__Task__. Return the whole listing exactly as it stands.

__Data for processing__.
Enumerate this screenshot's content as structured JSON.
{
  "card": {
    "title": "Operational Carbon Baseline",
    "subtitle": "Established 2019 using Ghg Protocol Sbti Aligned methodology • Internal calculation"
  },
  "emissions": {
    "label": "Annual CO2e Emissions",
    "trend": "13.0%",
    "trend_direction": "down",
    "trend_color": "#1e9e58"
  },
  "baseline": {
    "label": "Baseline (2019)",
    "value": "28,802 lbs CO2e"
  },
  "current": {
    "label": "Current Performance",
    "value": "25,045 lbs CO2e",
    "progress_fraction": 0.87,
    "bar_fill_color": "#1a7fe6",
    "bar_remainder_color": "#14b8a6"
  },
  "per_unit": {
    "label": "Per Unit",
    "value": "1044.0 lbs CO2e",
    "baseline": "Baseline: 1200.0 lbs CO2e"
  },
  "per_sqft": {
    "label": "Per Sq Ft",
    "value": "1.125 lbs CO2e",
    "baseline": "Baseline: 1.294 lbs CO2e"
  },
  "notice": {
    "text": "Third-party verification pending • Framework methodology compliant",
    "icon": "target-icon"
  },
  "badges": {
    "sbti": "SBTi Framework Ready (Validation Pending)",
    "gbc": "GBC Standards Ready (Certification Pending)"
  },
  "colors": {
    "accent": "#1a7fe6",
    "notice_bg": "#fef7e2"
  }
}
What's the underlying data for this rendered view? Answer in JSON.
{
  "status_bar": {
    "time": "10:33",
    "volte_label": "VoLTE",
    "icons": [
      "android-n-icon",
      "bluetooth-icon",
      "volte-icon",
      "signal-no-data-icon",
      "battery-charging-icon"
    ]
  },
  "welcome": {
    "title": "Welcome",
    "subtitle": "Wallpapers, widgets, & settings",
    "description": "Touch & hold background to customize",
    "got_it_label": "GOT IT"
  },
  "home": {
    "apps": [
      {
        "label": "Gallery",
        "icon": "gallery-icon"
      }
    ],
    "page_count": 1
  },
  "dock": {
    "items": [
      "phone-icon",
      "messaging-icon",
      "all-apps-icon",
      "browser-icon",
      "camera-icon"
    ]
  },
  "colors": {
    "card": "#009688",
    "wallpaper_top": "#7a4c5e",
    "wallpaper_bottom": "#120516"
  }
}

__Solution to this problem__.
Enumerate this screenshot's content as structured JSON.
{
  "card": {
    "title": "Operational Carbon Baseline",
    "subtitle": "Established 2019 using Ghg Protocol Sbti Aligned methodology • Internal calculation"
  },
  "emissions": {
    "label": "Annual CO2e Emissions",
    "trend": "13.0%",
    "trend_direction": "down",
    "trend_color": "#1e9e58"
  },
  "baseline": {
    "label": "Baseline (2019)",
    "value": "28,802 lbs CO2e"
  },
  "current": {
    "label": "Current Performance",
    "value": "25,045 lbs CO2e",
    "progress_fraction": 0.87,
    "bar_fill_color": "#1a7fe6",
    "bar_remainder_color": "#14b8a6"
  },
  "per_unit": {
    "label": "Per Unit",
    "value": "1044.0 lbs CO2e",
    "baseline": "Baseline: 1200.0 lbs CO2e"
  },
  "per_sqft": {
    "label": "Per Sq Ft",
    "value": "1.125 lbs CO2e",
    "baseline": "Baseline: 1.294 lbs CO2e"
  },
  "notice": {
    "text": "Third-party verification pending • Framework methodology compliant",
    "icon": "target-icon"
  },
  "badges": {
    "sbti": "SBTi Framework Ready (Validation Pending)",
    "gbc": "GBC Standards Ready (Certification Pending)"
  },
  "colors": {
    "accent": "#1a7fe6",
    "notice_bg": "#fef7e2"
  }
}
What's the underlying data for this rendered view? Answer in JSON.
{
  "status_bar": {
    "time": "10:33",
    "volte_label": "VoLTE",
    "icons": [
      "android-n-icon",
      "bluetooth-icon",
      "volte-icon",
      "signal-no-data-icon",
      "battery-charging-icon"
    ]
  },
  "welcome": {
    "title": "Welcome",
    "subtitle": "Wallpapers, widgets, & settings",
    "description": "Touch & hold background to customize",
    "got_it_label": "GOT IT"
  },
  "home": {
    "apps": [
      {
        "label": "Gallery",
        "icon": "gallery-icon"
      }
    ],
    "page_count": 1
  },
  "dock": {
    "items": [
      "phone-icon",
      "messaging-icon",
      "all-apps-icon",
      "browser-icon",
      "camera-icon"
    ]
  },
  "colors": {
    "card": "#009688",
    "wallpaper_top": "#7a4c5e",
    "wallpaper_bottom": "#120516"
  }
}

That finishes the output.